### WRITTEN REQUEST
Copy out each line exactly; pictures stay out of the copy.

### Collected data entries
──────────────────────────────

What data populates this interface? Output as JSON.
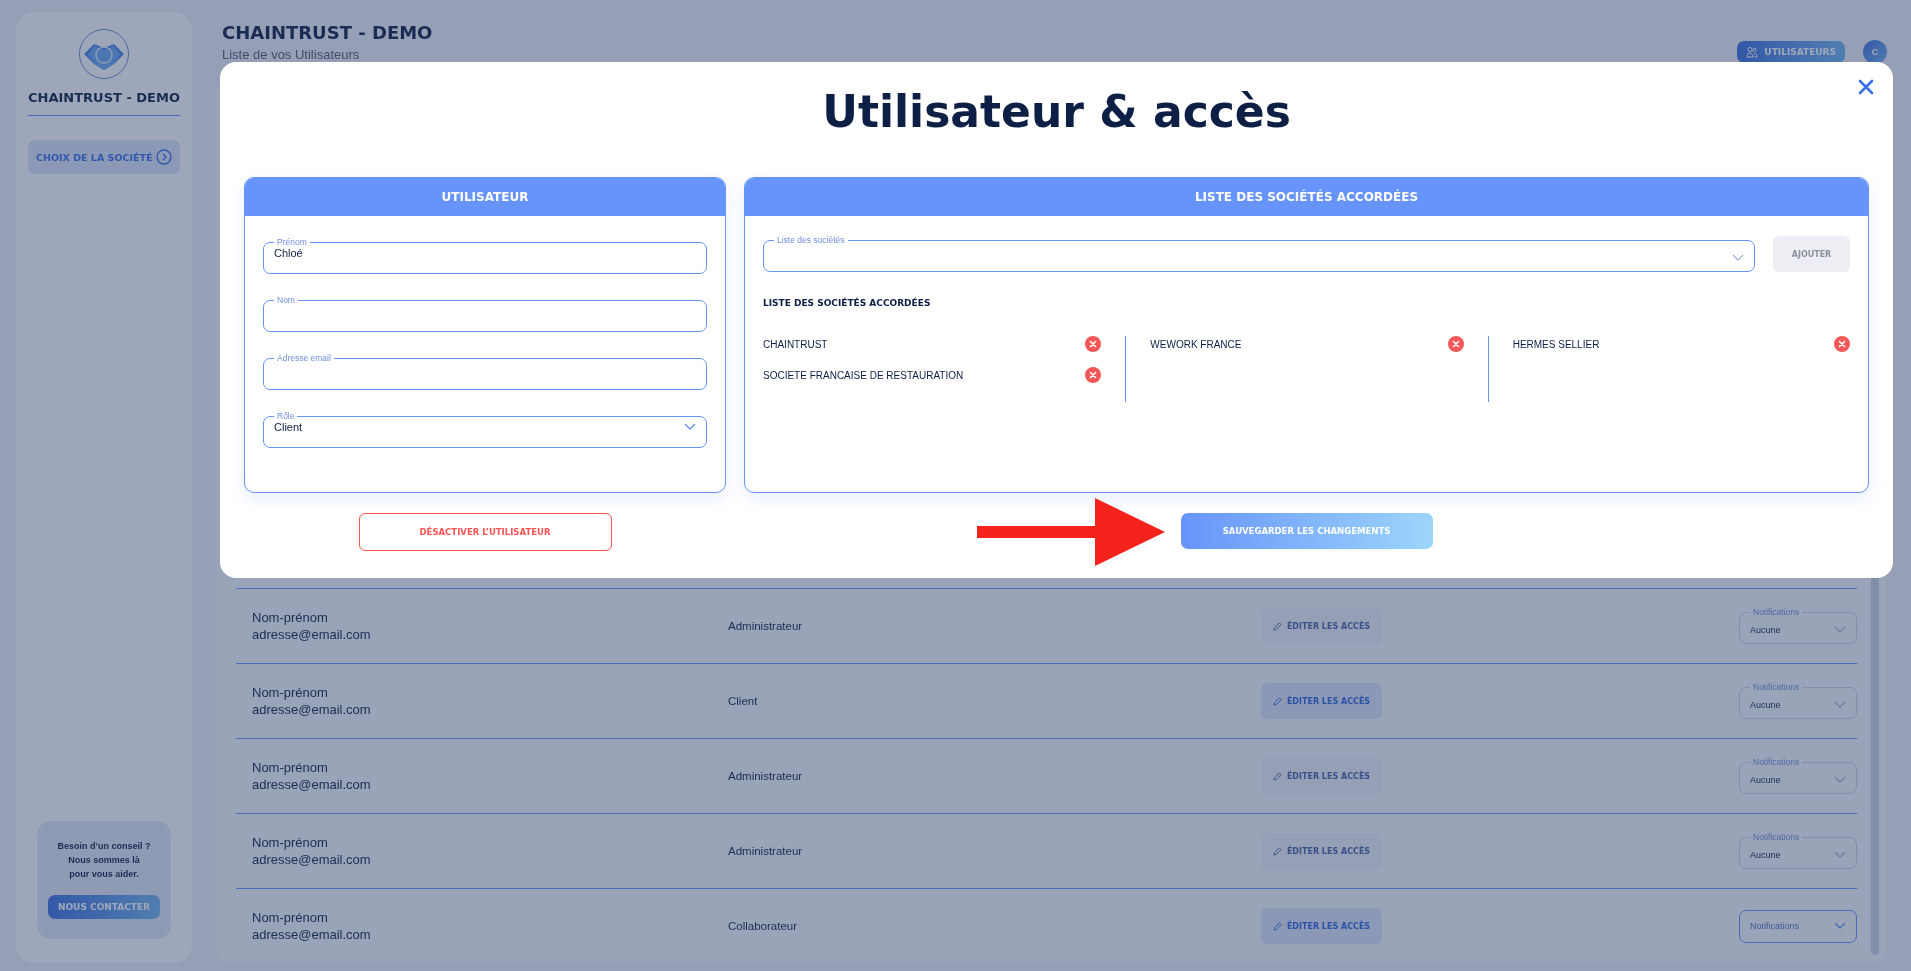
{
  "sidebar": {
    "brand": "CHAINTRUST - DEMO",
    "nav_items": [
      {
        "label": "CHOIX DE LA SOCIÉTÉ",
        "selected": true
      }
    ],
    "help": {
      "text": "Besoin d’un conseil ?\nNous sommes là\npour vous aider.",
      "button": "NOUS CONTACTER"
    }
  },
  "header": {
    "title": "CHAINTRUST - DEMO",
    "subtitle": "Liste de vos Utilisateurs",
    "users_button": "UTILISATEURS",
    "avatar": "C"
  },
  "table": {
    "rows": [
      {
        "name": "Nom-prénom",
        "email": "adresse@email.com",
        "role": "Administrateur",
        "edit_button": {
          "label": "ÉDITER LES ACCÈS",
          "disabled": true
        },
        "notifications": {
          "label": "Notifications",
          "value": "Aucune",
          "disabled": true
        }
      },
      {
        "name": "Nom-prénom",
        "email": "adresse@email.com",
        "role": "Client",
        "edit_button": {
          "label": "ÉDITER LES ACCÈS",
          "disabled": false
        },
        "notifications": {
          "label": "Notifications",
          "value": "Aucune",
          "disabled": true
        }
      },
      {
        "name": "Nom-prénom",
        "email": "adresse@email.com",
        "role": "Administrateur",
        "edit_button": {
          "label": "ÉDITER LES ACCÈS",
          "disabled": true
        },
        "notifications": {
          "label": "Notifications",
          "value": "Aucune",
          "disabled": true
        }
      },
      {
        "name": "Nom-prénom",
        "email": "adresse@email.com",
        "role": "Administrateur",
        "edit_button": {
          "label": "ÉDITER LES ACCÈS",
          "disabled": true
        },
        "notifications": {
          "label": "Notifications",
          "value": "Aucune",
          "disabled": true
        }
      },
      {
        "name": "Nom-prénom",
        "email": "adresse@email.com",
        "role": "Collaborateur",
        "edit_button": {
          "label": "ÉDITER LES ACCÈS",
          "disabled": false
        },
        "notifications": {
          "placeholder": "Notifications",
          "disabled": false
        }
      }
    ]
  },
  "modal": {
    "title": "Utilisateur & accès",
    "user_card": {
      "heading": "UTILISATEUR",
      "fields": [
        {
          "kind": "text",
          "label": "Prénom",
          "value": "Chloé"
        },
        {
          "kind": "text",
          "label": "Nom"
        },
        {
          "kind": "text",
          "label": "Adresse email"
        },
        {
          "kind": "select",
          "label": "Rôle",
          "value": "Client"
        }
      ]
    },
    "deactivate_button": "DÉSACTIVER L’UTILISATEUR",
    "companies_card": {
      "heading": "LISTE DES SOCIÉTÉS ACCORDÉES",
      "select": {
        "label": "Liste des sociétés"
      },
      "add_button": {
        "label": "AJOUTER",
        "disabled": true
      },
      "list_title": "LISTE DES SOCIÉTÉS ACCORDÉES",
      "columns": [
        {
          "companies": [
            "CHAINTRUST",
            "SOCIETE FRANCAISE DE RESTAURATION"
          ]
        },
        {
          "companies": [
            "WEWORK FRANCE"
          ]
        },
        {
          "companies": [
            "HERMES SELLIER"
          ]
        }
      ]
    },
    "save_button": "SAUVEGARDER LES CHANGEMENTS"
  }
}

──────────────────────────────

### SOLUTION TO THIS PROBLEM
What data populates this interface? Output as JSON.
{
  "sidebar": {
    "brand": "CHAINTRUST - DEMO",
    "nav_items": [
      {
        "label": "CHOIX DE LA SOCIÉTÉ",
        "selected": true
      }
    ],
    "help": {
      "text": "Besoin d’un conseil ?\nNous sommes là\npour vous aider.",
      "button": "NOUS CONTACTER"
    }
  },
  "header": {
    "title": "CHAINTRUST - DEMO",
    "subtitle": "Liste de vos Utilisateurs",
    "users_button": "UTILISATEURS",
    "avatar": "C"
  },
  "table": {
    "rows": [
      {
        "name": "Nom-prénom",
        "email": "adresse@email.com",
        "role": "Administrateur",
        "edit_button": {
          "label": "ÉDITER LES ACCÈS",
          "disabled": true
        },
        "notifications": {
          "label": "Notifications",
          "value": "Aucune",
          "disabled": true
        }
      },
      {
        "name": "Nom-prénom",
        "email": "adresse@email.com",
        "role": "Client",
        "edit_button": {
          "label": "ÉDITER LES ACCÈS",
          "disabled": false
        },
        "notifications": {
          "label": "Notifications",
          "value": "Aucune",
          "disabled": true
        }
      },
      {
        "name": "Nom-prénom",
        "email": "adresse@email.com",
        "role": "Administrateur",
        "edit_button": {
          "label": "ÉDITER LES ACCÈS",
          "disabled": true
        },
        "notifications": {
          "label": "Notifications",
          "value": "Aucune",
          "disabled": true
        }
      },
      {
        "name": "Nom-prénom",
        "email": "adresse@email.com",
        "role": "Administrateur",
        "edit_button": {
          "label": "ÉDITER LES ACCÈS",
          "disabled": true
        },
        "notifications": {
          "label": "Notifications",
          "value": "Aucune",
          "disabled": true
        }
      },
      {
        "name": "Nom-prénom",
        "email": "adresse@email.com",
        "role": "Collaborateur",
        "edit_button": {
          "label": "ÉDITER LES ACCÈS",
          "disabled": false
        },
        "notifications": {
          "placeholder": "Notifications",
          "disabled": false
        }
      }
    ]
  },
  "modal": {
    "title": "Utilisateur & accès",
    "user_card": {
      "heading": "UTILISATEUR",
      "fields": [
        {
          "kind": "text",
          "label": "Prénom",
          "value": "Chloé"
        },
        {
          "kind": "text",
          "label": "Nom"
        },
        {
          "kind": "text",
          "label": "Adresse email"
        },
        {
          "kind": "select",
          "label": "Rôle",
          "value": "Client"
        }
      ]
    },
    "deactivate_button": "DÉSACTIVER L’UTILISATEUR",
    "companies_card": {
      "heading": "LISTE DES SOCIÉTÉS ACCORDÉES",
      "select": {
        "label": "Liste des sociétés"
      },
      "add_button": {
        "label": "AJOUTER",
        "disabled": true
      },
      "list_title": "LISTE DES SOCIÉTÉS ACCORDÉES",
      "columns": [
        {
          "companies": [
            "CHAINTRUST",
            "SOCIETE FRANCAISE DE RESTAURATION"
          ]
        },
        {
          "companies": [
            "WEWORK FRANCE"
          ]
        },
        {
          "companies": [
            "HERMES SELLIER"
          ]
        }
      ]
    },
    "save_button": "SAUVEGARDER LES CHANGEMENTS"
  }
}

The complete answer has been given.